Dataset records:

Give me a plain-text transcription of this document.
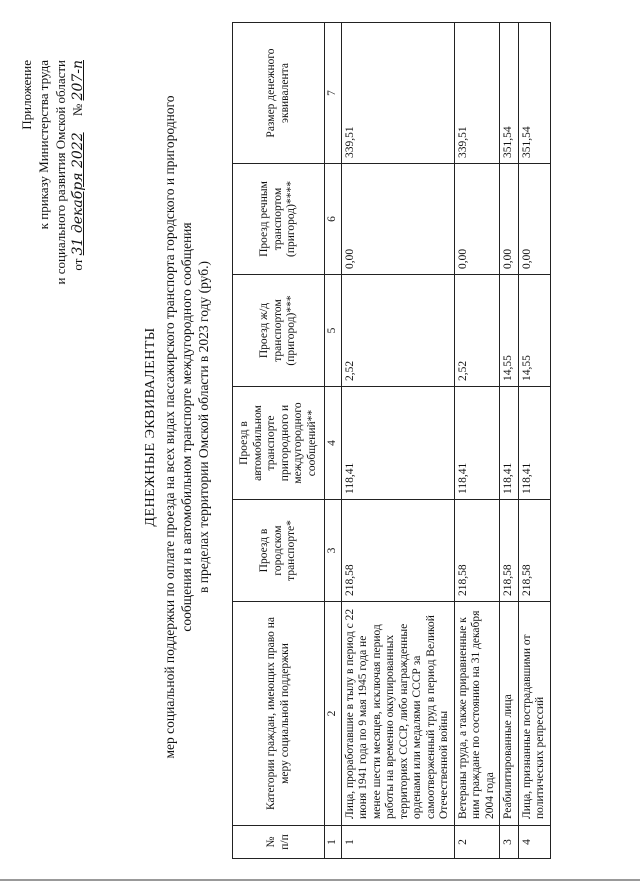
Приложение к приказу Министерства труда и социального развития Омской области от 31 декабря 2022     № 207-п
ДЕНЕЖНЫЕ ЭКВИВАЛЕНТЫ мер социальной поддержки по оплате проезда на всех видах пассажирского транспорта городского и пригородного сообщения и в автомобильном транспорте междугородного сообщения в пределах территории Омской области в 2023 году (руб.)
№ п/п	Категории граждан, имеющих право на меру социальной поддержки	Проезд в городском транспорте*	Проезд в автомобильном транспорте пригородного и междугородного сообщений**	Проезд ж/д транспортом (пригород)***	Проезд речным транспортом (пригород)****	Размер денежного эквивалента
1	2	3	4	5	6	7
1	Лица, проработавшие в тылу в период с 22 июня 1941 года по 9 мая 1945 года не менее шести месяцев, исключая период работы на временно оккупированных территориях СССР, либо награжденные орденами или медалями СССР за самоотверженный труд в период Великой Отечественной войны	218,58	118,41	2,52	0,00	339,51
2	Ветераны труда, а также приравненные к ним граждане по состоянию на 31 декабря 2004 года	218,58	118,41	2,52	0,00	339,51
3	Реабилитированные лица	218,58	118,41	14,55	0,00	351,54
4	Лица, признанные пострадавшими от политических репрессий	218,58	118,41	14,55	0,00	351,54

...

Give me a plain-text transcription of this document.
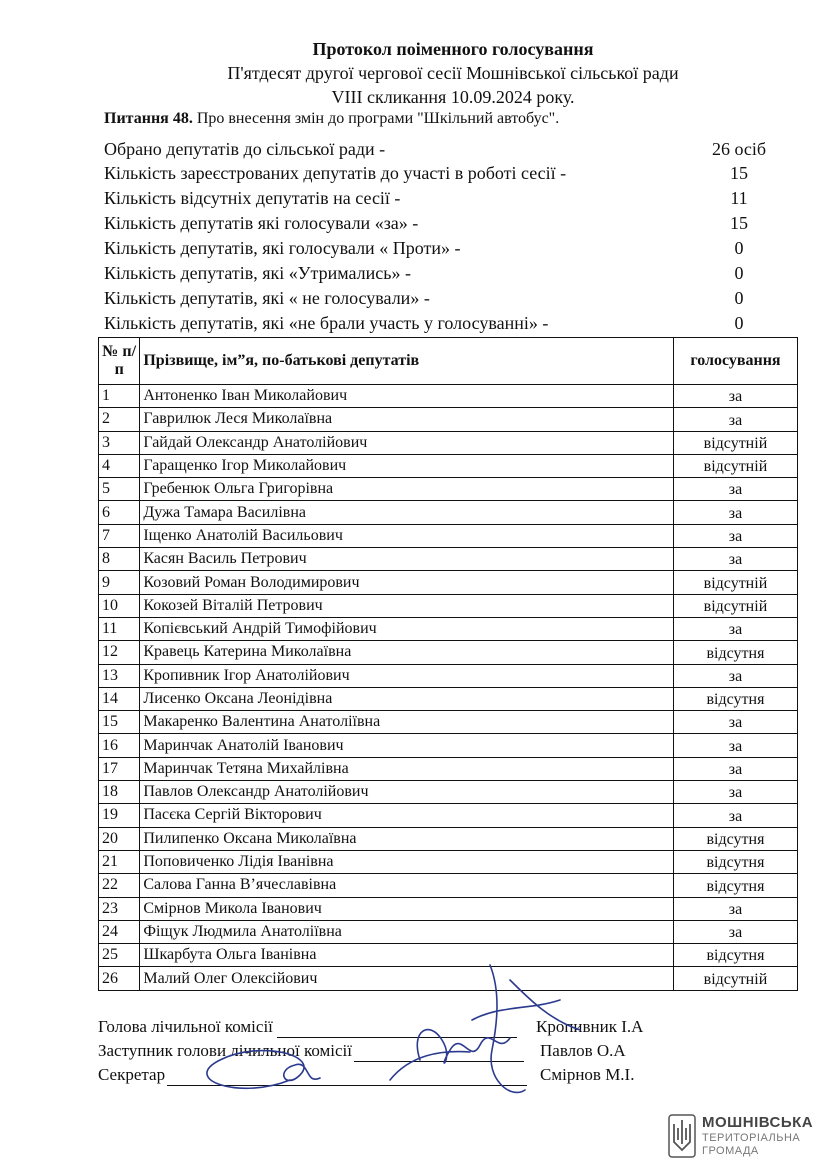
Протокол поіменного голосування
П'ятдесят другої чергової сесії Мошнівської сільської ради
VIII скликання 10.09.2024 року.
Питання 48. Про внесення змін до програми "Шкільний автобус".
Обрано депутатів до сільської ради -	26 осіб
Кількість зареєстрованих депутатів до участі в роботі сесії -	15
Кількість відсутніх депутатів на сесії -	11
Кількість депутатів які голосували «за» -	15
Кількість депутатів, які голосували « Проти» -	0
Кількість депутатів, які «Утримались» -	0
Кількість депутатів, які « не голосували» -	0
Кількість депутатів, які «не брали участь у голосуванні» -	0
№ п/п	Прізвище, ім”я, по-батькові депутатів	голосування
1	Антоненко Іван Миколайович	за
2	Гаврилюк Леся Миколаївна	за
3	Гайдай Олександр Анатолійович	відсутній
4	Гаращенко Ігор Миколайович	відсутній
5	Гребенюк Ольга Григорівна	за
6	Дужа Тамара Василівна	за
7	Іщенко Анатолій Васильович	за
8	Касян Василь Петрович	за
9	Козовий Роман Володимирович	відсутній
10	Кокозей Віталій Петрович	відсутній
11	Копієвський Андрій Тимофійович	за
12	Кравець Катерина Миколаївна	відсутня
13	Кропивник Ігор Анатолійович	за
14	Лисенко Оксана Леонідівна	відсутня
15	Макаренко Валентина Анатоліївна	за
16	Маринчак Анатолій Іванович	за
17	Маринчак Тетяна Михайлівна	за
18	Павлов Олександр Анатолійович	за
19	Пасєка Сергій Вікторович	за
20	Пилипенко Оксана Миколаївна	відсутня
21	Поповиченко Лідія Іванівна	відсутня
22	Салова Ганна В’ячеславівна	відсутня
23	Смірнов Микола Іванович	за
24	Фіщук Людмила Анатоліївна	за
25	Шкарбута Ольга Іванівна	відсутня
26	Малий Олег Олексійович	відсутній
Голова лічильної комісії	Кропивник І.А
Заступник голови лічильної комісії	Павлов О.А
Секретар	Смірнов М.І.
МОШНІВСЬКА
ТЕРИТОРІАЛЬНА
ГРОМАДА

* * *

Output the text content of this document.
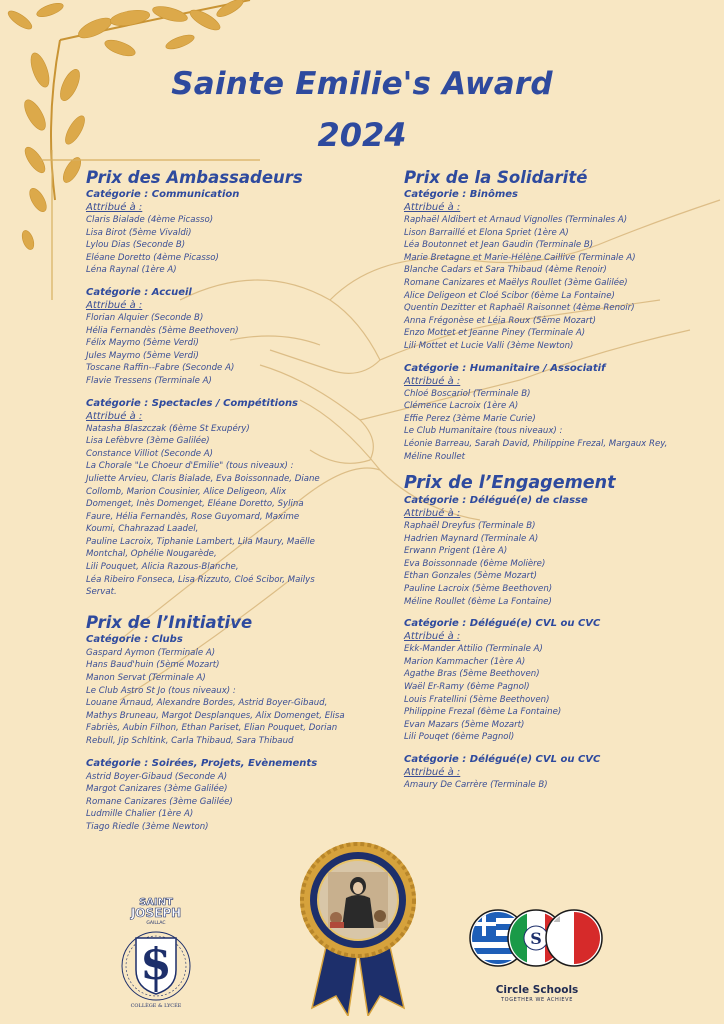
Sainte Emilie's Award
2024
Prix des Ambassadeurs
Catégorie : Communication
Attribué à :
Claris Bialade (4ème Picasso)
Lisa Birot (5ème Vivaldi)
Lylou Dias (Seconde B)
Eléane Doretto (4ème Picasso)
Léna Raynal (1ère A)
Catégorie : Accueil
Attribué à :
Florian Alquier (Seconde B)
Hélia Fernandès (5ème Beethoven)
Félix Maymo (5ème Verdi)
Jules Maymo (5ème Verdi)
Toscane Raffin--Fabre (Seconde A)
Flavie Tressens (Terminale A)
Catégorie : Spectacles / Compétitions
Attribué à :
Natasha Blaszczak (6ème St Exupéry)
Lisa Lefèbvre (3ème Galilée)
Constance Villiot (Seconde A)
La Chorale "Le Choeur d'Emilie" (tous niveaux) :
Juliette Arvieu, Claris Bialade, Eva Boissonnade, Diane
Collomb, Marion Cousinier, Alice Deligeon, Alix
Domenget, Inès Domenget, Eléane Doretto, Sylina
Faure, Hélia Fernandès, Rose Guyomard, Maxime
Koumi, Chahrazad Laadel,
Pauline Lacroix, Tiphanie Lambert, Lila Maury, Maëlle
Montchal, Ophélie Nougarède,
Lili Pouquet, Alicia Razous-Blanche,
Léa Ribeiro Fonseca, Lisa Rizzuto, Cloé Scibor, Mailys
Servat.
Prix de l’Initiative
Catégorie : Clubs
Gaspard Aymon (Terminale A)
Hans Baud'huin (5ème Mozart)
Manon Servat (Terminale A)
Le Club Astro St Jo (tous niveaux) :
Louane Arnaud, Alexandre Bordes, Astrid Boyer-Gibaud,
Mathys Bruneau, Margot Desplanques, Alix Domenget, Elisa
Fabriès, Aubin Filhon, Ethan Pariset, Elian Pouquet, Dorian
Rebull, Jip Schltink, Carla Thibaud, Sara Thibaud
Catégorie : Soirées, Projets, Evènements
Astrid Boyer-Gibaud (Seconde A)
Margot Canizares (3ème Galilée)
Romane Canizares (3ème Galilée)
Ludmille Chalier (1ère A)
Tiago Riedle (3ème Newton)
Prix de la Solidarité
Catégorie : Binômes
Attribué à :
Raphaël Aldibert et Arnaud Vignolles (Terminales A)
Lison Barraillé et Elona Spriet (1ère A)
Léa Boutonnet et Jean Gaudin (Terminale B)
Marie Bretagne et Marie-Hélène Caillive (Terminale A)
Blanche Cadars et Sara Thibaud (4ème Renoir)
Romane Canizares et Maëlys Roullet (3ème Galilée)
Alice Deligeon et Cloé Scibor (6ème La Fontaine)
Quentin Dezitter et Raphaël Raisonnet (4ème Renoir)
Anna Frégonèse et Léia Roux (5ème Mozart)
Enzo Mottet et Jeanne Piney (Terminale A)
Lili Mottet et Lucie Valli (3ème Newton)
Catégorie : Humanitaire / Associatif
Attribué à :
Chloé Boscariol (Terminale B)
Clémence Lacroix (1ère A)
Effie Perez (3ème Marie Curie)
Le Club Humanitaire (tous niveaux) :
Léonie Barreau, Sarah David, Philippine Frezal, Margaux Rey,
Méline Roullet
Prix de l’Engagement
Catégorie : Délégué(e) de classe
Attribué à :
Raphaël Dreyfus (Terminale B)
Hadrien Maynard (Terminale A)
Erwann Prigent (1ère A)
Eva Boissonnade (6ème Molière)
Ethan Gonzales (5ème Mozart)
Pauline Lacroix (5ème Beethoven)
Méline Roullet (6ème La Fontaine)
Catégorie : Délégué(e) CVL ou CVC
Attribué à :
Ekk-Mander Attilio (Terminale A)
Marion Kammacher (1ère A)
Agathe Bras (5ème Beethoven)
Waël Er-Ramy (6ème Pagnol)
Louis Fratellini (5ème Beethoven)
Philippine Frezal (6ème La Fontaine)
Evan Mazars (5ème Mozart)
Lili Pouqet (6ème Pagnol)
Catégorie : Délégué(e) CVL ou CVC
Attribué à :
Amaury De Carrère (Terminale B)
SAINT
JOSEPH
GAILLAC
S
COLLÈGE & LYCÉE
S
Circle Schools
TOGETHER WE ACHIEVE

WHAT TO WORK ON: Copy out the lines in which the string "Pauline" appears.

ANSWER TO THE PROBLEM:
Pauline Lacroix, Tiphanie Lambert, Lila Maury, Maëlle
Pauline Lacroix (5ème Beethoven)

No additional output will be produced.